WHAT TO PRODUCE: Please output the records below in full, exactly as given, but without the images.

[START STORED ROWS]

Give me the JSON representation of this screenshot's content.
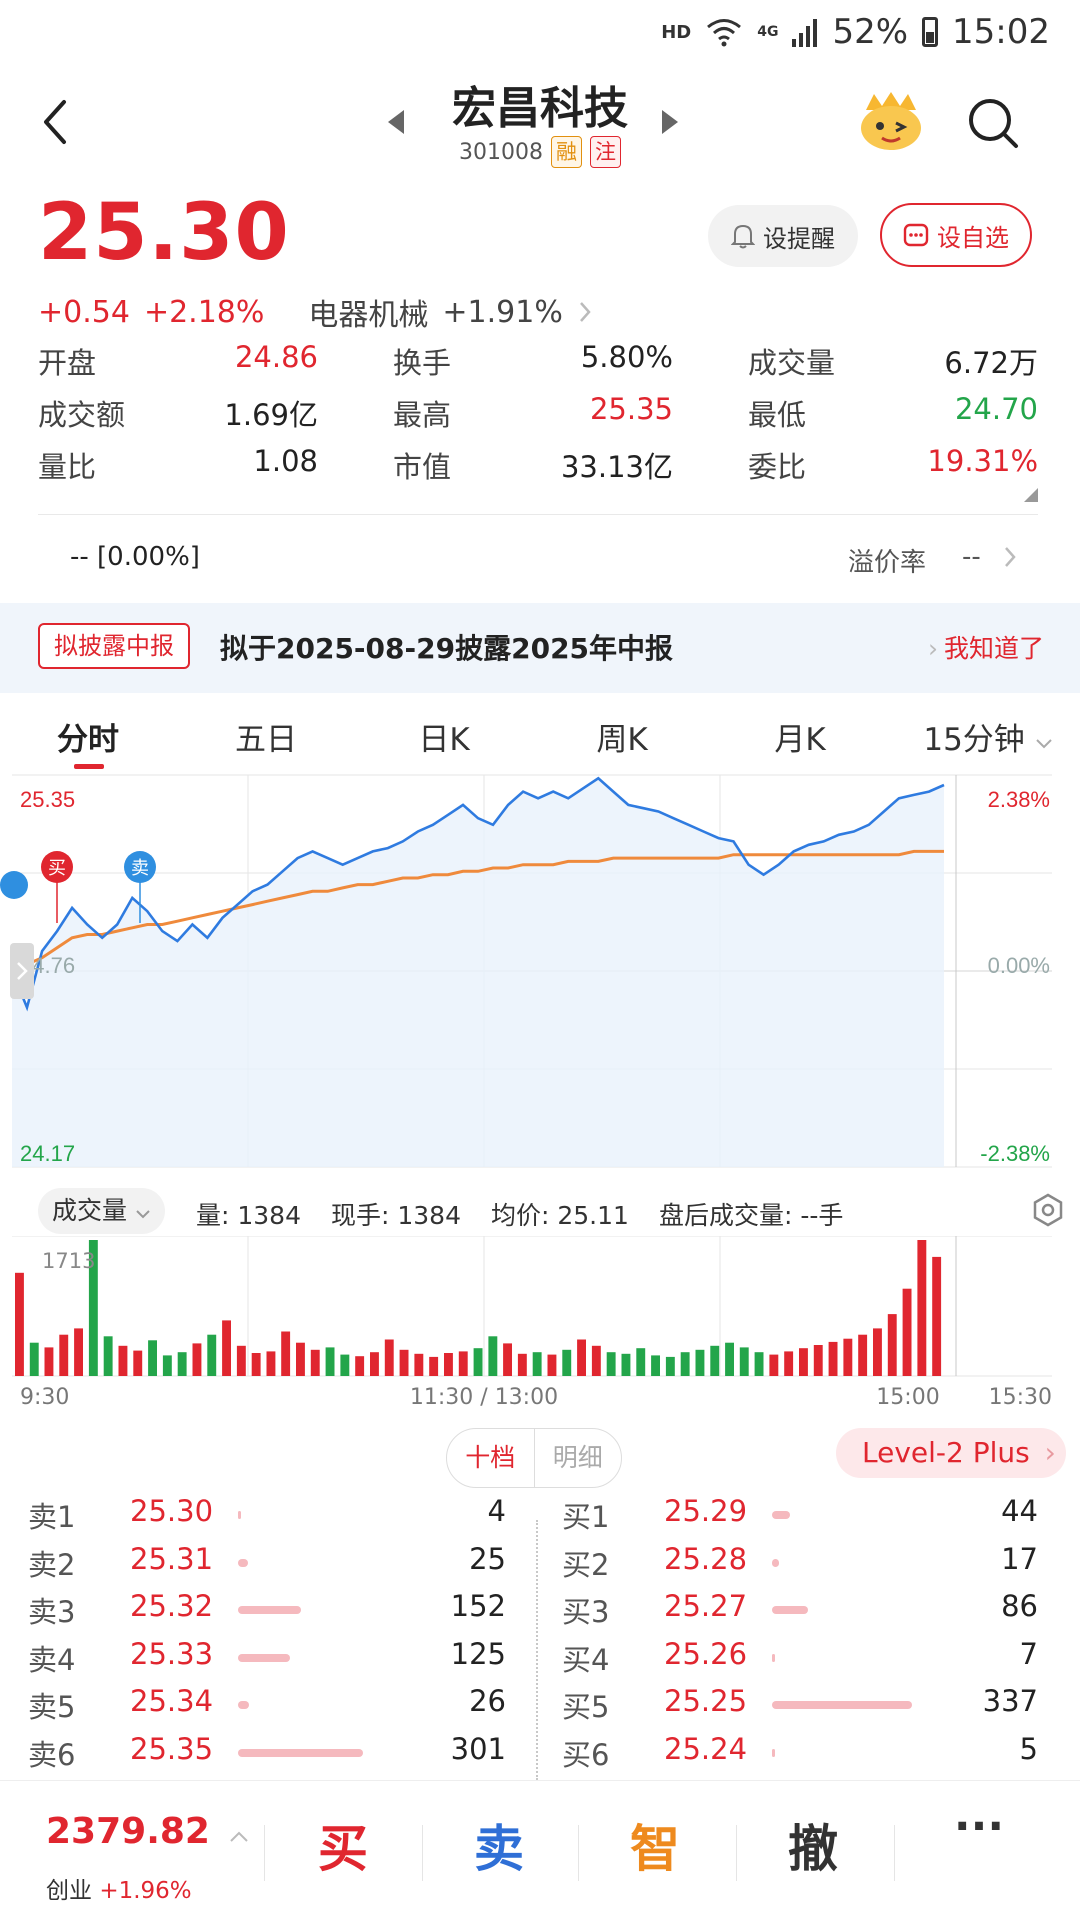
{
  "status_bar": {
    "hd": "HD",
    "network": "4G",
    "battery": "52%",
    "time": "15:02"
  },
  "header": {
    "title": "宏昌科技",
    "code": "301008",
    "tag_margin": "融",
    "tag_watch": "注"
  },
  "quote": {
    "price": "25.30",
    "change": "+0.54",
    "change_pct": "+2.18%",
    "sector": "电器机械",
    "sector_pct": "+1.91%",
    "remind_label": "设提醒",
    "fav_label": "设自选"
  },
  "stats": [
    [
      {
        "label": "开盘",
        "value": "24.86",
        "color": "red"
      },
      {
        "label": "换手",
        "value": "5.80%",
        "color": "dark"
      },
      {
        "label": "成交量",
        "value": "6.72万",
        "color": "dark"
      }
    ],
    [
      {
        "label": "成交额",
        "value": "1.69亿",
        "color": "dark"
      },
      {
        "label": "最高",
        "value": "25.35",
        "color": "red"
      },
      {
        "label": "最低",
        "value": "24.70",
        "color": "green"
      }
    ],
    [
      {
        "label": "量比",
        "value": "1.08",
        "color": "dark"
      },
      {
        "label": "市值",
        "value": "33.13亿",
        "color": "dark"
      },
      {
        "label": "委比",
        "value": "19.31%",
        "color": "red"
      }
    ]
  ],
  "premium": {
    "left": "-- [0.00%]",
    "label": "溢价率",
    "value": "--"
  },
  "notice": {
    "tag": "拟披露中报",
    "text": "拟于2025-08-29披露2025年中报",
    "action": "我知道了"
  },
  "tabs": [
    "分时",
    "五日",
    "日K",
    "周K",
    "月K",
    "15分钟"
  ],
  "chart_labels": {
    "y_top": "25.35",
    "y_mid": "24.76",
    "y_bottom": "24.17",
    "pct_top": "2.38%",
    "pct_mid": "0.00%",
    "pct_bottom": "-2.38%",
    "buy_marker": "买",
    "sell_marker": "卖",
    "vol_max": "1713",
    "x_start": "9:30",
    "x_mid": "11:30 / 13:00",
    "x_1500": "15:00",
    "x_end": "15:30"
  },
  "volume_bar": {
    "selector": "成交量",
    "vol": "量: 1384",
    "now": "现手: 1384",
    "avg": "均价: 25.11",
    "after": "盘后成交量: --手"
  },
  "orderbook": {
    "toggle_on": "十档",
    "toggle_off": "明细",
    "level2": "Level-2 Plus",
    "sell": [
      {
        "label": "卖1",
        "price": "25.30",
        "vol": "4",
        "amount": 4
      },
      {
        "label": "卖2",
        "price": "25.31",
        "vol": "25",
        "amount": 25
      },
      {
        "label": "卖3",
        "price": "25.32",
        "vol": "152",
        "amount": 152
      },
      {
        "label": "卖4",
        "price": "25.33",
        "vol": "125",
        "amount": 125
      },
      {
        "label": "卖5",
        "price": "25.34",
        "vol": "26",
        "amount": 26
      },
      {
        "label": "卖6",
        "price": "25.35",
        "vol": "301",
        "amount": 301
      }
    ],
    "buy": [
      {
        "label": "买1",
        "price": "25.29",
        "vol": "44",
        "amount": 44
      },
      {
        "label": "买2",
        "price": "25.28",
        "vol": "17",
        "amount": 17
      },
      {
        "label": "买3",
        "price": "25.27",
        "vol": "86",
        "amount": 86
      },
      {
        "label": "买4",
        "price": "25.26",
        "vol": "7",
        "amount": 7
      },
      {
        "label": "买5",
        "price": "25.25",
        "vol": "337",
        "amount": 337
      },
      {
        "label": "买6",
        "price": "25.24",
        "vol": "5",
        "amount": 5
      }
    ]
  },
  "bottom": {
    "index_value": "2379.82",
    "index_name": "创业",
    "index_pct": "+1.96%",
    "buy": "买",
    "sell": "卖",
    "smart": "智",
    "cancel": "撤",
    "more": "···"
  },
  "colors": {
    "accent": "#e0262f",
    "up": "#e0262f",
    "down": "#23a54a",
    "price_line": "#2f7be0",
    "avg_line": "#ef8a3c",
    "sell_button": "#2f6fd6",
    "smart_button": "#ee8a1e"
  },
  "chart_data": {
    "type": "line",
    "y_range": [
      24.17,
      25.35
    ],
    "prev_close": 24.76,
    "price": [
      24.76,
      24.65,
      24.82,
      24.88,
      24.95,
      24.9,
      24.86,
      24.9,
      24.98,
      24.94,
      24.88,
      24.85,
      24.9,
      24.86,
      24.92,
      24.96,
      25.0,
      25.02,
      25.06,
      25.1,
      25.12,
      25.1,
      25.08,
      25.1,
      25.12,
      25.13,
      25.15,
      25.18,
      25.2,
      25.23,
      25.26,
      25.22,
      25.2,
      25.26,
      25.3,
      25.28,
      25.3,
      25.28,
      25.31,
      25.34,
      25.3,
      25.26,
      25.25,
      25.24,
      25.22,
      25.2,
      25.18,
      25.16,
      25.15,
      25.08,
      25.05,
      25.08,
      25.12,
      25.14,
      25.15,
      25.17,
      25.18,
      25.2,
      25.24,
      25.28,
      25.29,
      25.3,
      25.32
    ],
    "avg": [
      24.76,
      24.78,
      24.8,
      24.83,
      24.86,
      24.87,
      24.87,
      24.88,
      24.89,
      24.9,
      24.9,
      24.91,
      24.92,
      24.93,
      24.94,
      24.95,
      24.96,
      24.97,
      24.98,
      24.99,
      25.0,
      25.0,
      25.01,
      25.02,
      25.02,
      25.03,
      25.04,
      25.04,
      25.05,
      25.05,
      25.06,
      25.06,
      25.07,
      25.07,
      25.08,
      25.08,
      25.08,
      25.09,
      25.09,
      25.09,
      25.1,
      25.1,
      25.1,
      25.1,
      25.1,
      25.1,
      25.1,
      25.1,
      25.11,
      25.11,
      25.11,
      25.11,
      25.11,
      25.11,
      25.11,
      25.11,
      25.11,
      25.11,
      25.11,
      25.11,
      25.12,
      25.12,
      25.12
    ],
    "volume": [
      1300,
      420,
      360,
      520,
      600,
      1713,
      500,
      380,
      320,
      450,
      260,
      300,
      410,
      520,
      700,
      380,
      290,
      310,
      560,
      420,
      330,
      360,
      270,
      250,
      300,
      460,
      330,
      280,
      240,
      290,
      310,
      350,
      500,
      410,
      280,
      300,
      270,
      330,
      460,
      380,
      300,
      280,
      350,
      260,
      240,
      300,
      330,
      380,
      420,
      360,
      300,
      270,
      310,
      350,
      390,
      430,
      470,
      520,
      600,
      780,
      1100,
      1713,
      1500
    ],
    "volume_max": 1713
  }
}
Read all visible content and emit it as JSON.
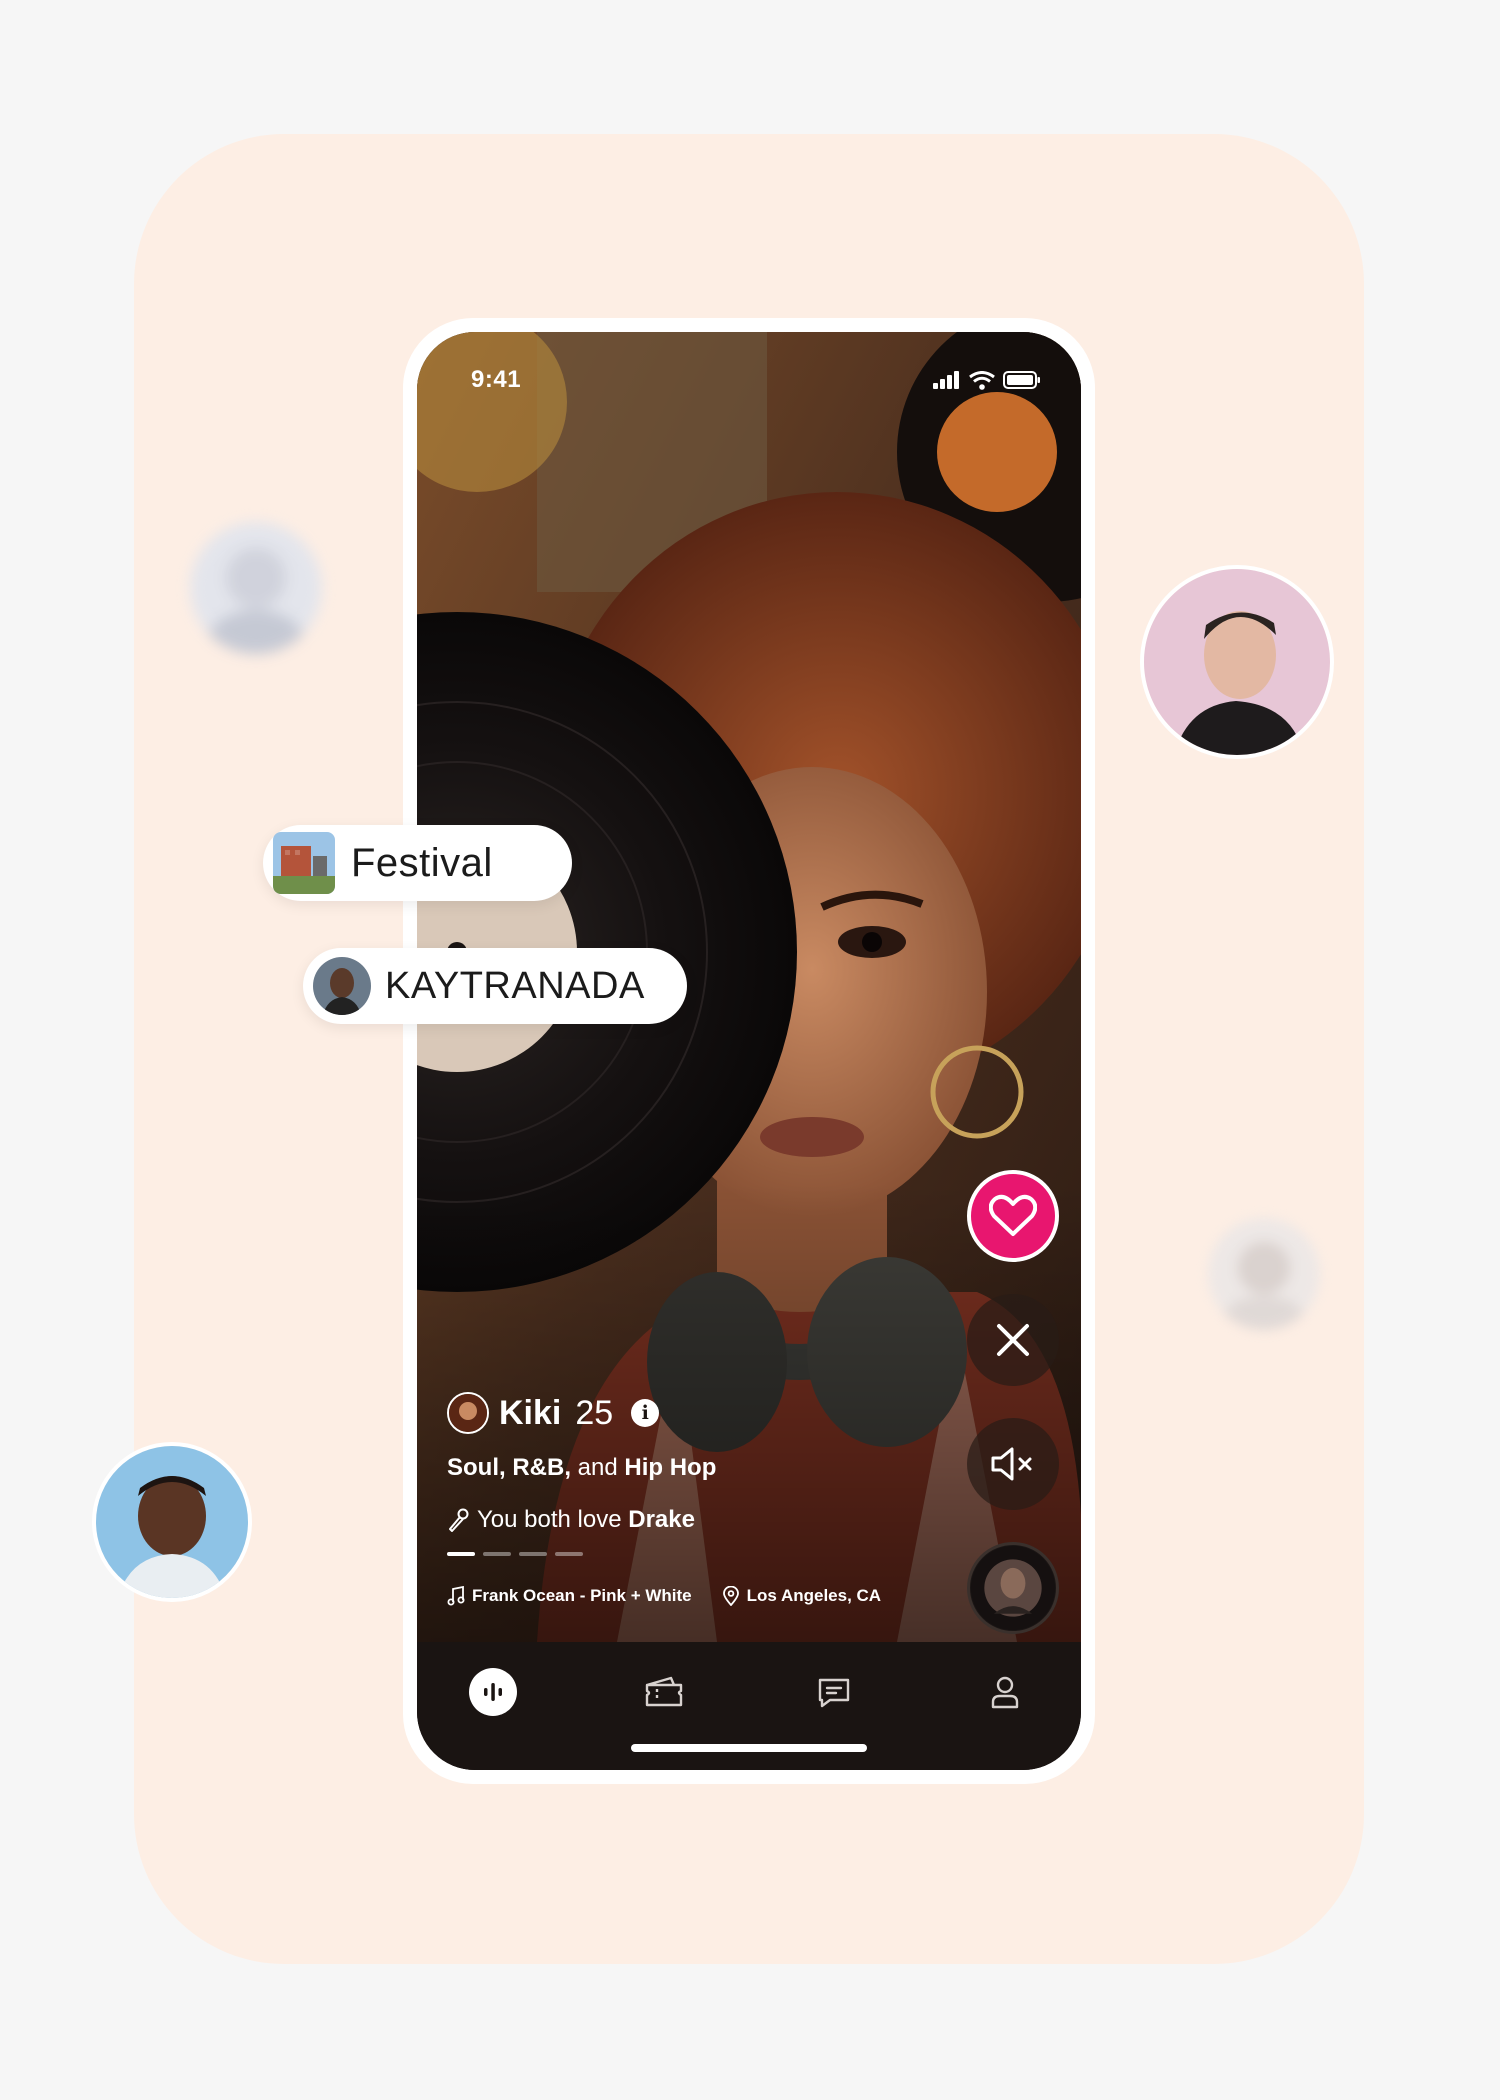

[END STORED ROWS]

SOLUTION TO THE PROBLEM:
Give me the JSON representation of this screenshot's content.
{
  "status_bar": {
    "hd": "HD",
    "network": "4G",
    "battery": "52%",
    "time": "15:02"
  },
  "header": {
    "title": "宏昌科技",
    "code": "301008",
    "tag_margin": "融",
    "tag_watch": "注"
  },
  "quote": {
    "price": "25.30",
    "change": "+0.54",
    "change_pct": "+2.18%",
    "sector": "电器机械",
    "sector_pct": "+1.91%",
    "remind_label": "设提醒",
    "fav_label": "设自选"
  },
  "stats": [
    [
      {
        "label": "开盘",
        "value": "24.86",
        "color": "red"
      },
      {
        "label": "换手",
        "value": "5.80%",
        "color": "dark"
      },
      {
        "label": "成交量",
        "value": "6.72万",
        "color": "dark"
      }
    ],
    [
      {
        "label": "成交额",
        "value": "1.69亿",
        "color": "dark"
      },
      {
        "label": "最高",
        "value": "25.35",
        "color": "red"
      },
      {
        "label": "最低",
        "value": "24.70",
        "color": "green"
      }
    ],
    [
      {
        "label": "量比",
        "value": "1.08",
        "color": "dark"
      },
      {
        "label": "市值",
        "value": "33.13亿",
        "color": "dark"
      },
      {
        "label": "委比",
        "value": "19.31%",
        "color": "red"
      }
    ]
  ],
  "premium": {
    "left": "-- [0.00%]",
    "label": "溢价率",
    "value": "--"
  },
  "notice": {
    "tag": "拟披露中报",
    "text": "拟于2025-08-29披露2025年中报",
    "action": "我知道了"
  },
  "tabs": [
    "分时",
    "五日",
    "日K",
    "周K",
    "月K",
    "15分钟"
  ],
  "chart_labels": {
    "y_top": "25.35",
    "y_mid": "24.76",
    "y_bottom": "24.17",
    "pct_top": "2.38%",
    "pct_mid": "0.00%",
    "pct_bottom": "-2.38%",
    "buy_marker": "买",
    "sell_marker": "卖",
    "vol_max": "1713",
    "x_start": "9:30",
    "x_mid": "11:30 / 13:00",
    "x_1500": "15:00",
    "x_end": "15:30"
  },
  "volume_bar": {
    "selector": "成交量",
    "vol": "量: 1384",
    "now": "现手: 1384",
    "avg": "均价: 25.11",
    "after": "盘后成交量: --手"
  },
  "orderbook": {
    "toggle_on": "十档",
    "toggle_off": "明细",
    "level2": "Level-2 Plus",
    "sell": [
      {
        "label": "卖1",
        "price": "25.30",
        "vol": "4",
        "amount": 4
      },
      {
        "label": "卖2",
        "price": "25.31",
        "vol": "25",
        "amount": 25
      },
      {
        "label": "卖3",
        "price": "25.32",
        "vol": "152",
        "amount": 152
      },
      {
        "label": "卖4",
        "price": "25.33",
        "vol": "125",
        "amount": 125
      },
      {
        "label": "卖5",
        "price": "25.34",
        "vol": "26",
        "amount": 26
      },
      {
        "label": "卖6",
        "price": "25.35",
        "vol": "301",
        "amount": 301
      }
    ],
    "buy": [
      {
        "label": "买1",
        "price": "25.29",
        "vol": "44",
        "amount": 44
      },
      {
        "label": "买2",
        "price": "25.28",
        "vol": "17",
        "amount": 17
      },
      {
        "label": "买3",
        "price": "25.27",
        "vol": "86",
        "amount": 86
      },
      {
        "label": "买4",
        "price": "25.26",
        "vol": "7",
        "amount": 7
      },
      {
        "label": "买5",
        "price": "25.25",
        "vol": "337",
        "amount": 337
      },
      {
        "label": "买6",
        "price": "25.24",
        "vol": "5",
        "amount": 5
      }
    ]
  },
  "bottom": {
    "index_value": "2379.82",
    "index_name": "创业",
    "index_pct": "+1.96%",
    "buy": "买",
    "sell": "卖",
    "smart": "智",
    "cancel": "撤",
    "more": "···"
  },
  "colors": {
    "accent": "#e0262f",
    "up": "#e0262f",
    "down": "#23a54a",
    "price_line": "#2f7be0",
    "avg_line": "#ef8a3c",
    "sell_button": "#2f6fd6",
    "smart_button": "#ee8a1e"
  },
  "chart_data": {
    "type": "line",
    "y_range": [
      24.17,
      25.35
    ],
    "prev_close": 24.76,
    "price": [
      24.76,
      24.65,
      24.82,
      24.88,
      24.95,
      24.9,
      24.86,
      24.9,
      24.98,
      24.94,
      24.88,
      24.85,
      24.9,
      24.86,
      24.92,
      24.96,
      25.0,
      25.02,
      25.06,
      25.1,
      25.12,
      25.1,
      25.08,
      25.1,
      25.12,
      25.13,
      25.15,
      25.18,
      25.2,
      25.23,
      25.26,
      25.22,
      25.2,
      25.26,
      25.3,
      25.28,
      25.3,
      25.28,
      25.31,
      25.34,
      25.3,
      25.26,
      25.25,
      25.24,
      25.22,
      25.2,
      25.18,
      25.16,
      25.15,
      25.08,
      25.05,
      25.08,
      25.12,
      25.14,
      25.15,
      25.17,
      25.18,
      25.2,
      25.24,
      25.28,
      25.29,
      25.3,
      25.32
    ],
    "avg": [
      24.76,
      24.78,
      24.8,
      24.83,
      24.86,
      24.87,
      24.87,
      24.88,
      24.89,
      24.9,
      24.9,
      24.91,
      24.92,
      24.93,
      24.94,
      24.95,
      24.96,
      24.97,
      24.98,
      24.99,
      25.0,
      25.0,
      25.01,
      25.02,
      25.02,
      25.03,
      25.04,
      25.04,
      25.05,
      25.05,
      25.06,
      25.06,
      25.07,
      25.07,
      25.08,
      25.08,
      25.08,
      25.09,
      25.09,
      25.09,
      25.1,
      25.1,
      25.1,
      25.1,
      25.1,
      25.1,
      25.1,
      25.1,
      25.11,
      25.11,
      25.11,
      25.11,
      25.11,
      25.11,
      25.11,
      25.11,
      25.11,
      25.11,
      25.11,
      25.11,
      25.12,
      25.12,
      25.12
    ],
    "volume": [
      1300,
      420,
      360,
      520,
      600,
      1713,
      500,
      380,
      320,
      450,
      260,
      300,
      410,
      520,
      700,
      380,
      290,
      310,
      560,
      420,
      330,
      360,
      270,
      250,
      300,
      460,
      330,
      280,
      240,
      290,
      310,
      350,
      500,
      410,
      280,
      300,
      270,
      330,
      460,
      380,
      300,
      280,
      350,
      260,
      240,
      300,
      330,
      380,
      420,
      360,
      300,
      270,
      310,
      350,
      390,
      430,
      470,
      520,
      600,
      780,
      1100,
      1713,
      1500
    ],
    "volume_max": 1713
  }
}
Read all visible content and emit it as JSON.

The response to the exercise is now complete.